→ **GIVEN ENTRIES**
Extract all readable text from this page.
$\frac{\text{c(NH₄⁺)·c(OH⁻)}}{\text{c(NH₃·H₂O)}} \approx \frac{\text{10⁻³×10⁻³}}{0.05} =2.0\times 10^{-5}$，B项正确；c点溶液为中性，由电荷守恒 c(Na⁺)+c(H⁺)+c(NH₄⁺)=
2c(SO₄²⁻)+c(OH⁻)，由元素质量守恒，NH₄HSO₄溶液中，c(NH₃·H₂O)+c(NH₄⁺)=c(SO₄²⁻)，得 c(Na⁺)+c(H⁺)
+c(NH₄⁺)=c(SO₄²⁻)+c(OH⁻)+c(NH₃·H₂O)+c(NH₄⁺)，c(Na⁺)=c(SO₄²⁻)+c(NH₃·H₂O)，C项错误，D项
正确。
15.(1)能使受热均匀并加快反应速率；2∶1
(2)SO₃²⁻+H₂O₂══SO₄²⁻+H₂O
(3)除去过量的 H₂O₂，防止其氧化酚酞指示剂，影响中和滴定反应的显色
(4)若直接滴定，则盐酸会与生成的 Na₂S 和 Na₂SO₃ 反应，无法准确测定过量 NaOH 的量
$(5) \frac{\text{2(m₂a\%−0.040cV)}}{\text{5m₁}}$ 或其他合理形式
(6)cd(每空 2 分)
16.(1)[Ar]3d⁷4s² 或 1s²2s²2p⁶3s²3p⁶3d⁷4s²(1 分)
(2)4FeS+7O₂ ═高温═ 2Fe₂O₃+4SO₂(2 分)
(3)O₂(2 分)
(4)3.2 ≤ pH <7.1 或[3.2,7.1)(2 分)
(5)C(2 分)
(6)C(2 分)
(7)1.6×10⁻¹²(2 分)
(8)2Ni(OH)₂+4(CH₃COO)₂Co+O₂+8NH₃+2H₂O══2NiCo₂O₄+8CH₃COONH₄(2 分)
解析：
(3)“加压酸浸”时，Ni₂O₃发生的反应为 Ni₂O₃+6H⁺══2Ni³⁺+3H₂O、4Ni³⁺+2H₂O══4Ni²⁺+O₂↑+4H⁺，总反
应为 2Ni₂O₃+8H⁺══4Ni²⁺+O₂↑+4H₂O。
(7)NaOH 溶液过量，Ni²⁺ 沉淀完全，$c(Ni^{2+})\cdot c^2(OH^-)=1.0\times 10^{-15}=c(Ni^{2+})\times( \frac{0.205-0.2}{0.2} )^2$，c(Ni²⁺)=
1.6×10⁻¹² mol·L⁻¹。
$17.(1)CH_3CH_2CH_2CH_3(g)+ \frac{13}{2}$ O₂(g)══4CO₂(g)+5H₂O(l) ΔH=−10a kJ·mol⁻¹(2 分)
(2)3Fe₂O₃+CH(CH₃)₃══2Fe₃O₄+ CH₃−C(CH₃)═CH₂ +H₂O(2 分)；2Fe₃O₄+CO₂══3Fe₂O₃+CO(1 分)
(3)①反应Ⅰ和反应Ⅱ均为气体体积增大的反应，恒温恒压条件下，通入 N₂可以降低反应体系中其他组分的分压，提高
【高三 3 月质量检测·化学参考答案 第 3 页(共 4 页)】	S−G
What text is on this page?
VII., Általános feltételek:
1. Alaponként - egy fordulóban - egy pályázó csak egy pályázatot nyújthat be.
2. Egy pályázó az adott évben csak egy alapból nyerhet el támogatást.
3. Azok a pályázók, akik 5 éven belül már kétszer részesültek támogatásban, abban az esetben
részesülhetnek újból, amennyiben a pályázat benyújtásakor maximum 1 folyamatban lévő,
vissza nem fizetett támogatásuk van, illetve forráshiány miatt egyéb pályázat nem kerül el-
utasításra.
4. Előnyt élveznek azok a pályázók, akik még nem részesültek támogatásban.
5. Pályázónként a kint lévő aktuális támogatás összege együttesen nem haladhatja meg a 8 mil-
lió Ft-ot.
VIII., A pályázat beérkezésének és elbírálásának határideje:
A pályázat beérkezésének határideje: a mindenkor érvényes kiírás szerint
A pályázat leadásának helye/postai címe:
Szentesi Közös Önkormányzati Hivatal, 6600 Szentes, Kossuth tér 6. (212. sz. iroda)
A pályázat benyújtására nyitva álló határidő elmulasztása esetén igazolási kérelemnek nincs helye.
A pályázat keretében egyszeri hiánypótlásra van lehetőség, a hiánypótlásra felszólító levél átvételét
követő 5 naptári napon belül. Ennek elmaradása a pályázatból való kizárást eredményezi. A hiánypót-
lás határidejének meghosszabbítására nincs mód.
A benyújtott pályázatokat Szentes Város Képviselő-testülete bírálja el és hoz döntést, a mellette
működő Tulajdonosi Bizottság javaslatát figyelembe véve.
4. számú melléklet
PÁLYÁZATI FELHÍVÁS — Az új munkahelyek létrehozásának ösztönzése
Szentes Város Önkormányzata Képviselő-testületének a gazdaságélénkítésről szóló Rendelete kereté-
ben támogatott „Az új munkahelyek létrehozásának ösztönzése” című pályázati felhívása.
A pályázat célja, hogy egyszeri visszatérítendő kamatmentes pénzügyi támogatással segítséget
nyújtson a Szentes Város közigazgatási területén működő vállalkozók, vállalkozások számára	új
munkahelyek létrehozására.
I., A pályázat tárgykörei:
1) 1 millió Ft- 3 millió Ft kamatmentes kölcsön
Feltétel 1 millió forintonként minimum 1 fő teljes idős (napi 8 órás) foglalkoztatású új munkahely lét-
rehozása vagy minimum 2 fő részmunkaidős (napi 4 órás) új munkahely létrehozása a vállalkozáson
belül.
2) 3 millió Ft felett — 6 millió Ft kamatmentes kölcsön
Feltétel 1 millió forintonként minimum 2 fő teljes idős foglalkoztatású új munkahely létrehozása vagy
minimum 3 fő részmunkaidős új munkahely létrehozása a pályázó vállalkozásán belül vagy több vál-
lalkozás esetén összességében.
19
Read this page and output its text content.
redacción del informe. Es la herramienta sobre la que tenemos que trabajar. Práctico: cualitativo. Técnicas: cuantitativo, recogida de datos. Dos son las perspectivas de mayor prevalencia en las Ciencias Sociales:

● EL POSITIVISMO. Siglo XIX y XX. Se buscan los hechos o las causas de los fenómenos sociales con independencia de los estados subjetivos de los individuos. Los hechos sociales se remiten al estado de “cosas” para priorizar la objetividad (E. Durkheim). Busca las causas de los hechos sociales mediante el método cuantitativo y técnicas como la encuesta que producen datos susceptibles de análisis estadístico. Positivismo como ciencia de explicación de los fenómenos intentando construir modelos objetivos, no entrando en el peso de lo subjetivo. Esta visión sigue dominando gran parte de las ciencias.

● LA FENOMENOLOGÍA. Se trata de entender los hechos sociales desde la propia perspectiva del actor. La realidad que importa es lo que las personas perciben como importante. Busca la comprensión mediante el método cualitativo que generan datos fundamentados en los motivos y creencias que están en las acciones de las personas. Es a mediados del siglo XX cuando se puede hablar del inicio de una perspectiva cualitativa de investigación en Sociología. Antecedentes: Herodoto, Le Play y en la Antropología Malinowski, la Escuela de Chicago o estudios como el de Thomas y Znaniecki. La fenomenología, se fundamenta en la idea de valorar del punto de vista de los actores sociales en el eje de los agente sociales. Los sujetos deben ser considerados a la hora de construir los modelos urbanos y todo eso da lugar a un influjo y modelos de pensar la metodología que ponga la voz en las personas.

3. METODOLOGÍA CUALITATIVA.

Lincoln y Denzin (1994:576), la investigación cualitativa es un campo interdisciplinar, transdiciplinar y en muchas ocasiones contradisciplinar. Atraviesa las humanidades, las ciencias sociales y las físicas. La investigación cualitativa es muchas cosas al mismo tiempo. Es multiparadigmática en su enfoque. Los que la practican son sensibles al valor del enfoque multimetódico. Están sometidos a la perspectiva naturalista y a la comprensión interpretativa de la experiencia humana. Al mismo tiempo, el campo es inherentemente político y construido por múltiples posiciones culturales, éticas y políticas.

→ **WRITTEN INSTRUCTION**
Every line holding "nincs" should be copied out.

→ **RESPONSE**
A pályázat benyújtására nyitva álló határidő elmulasztása esetén igazolási kérelemnek nincs helye.
lás határidejének meghosszabbítására nincs mód.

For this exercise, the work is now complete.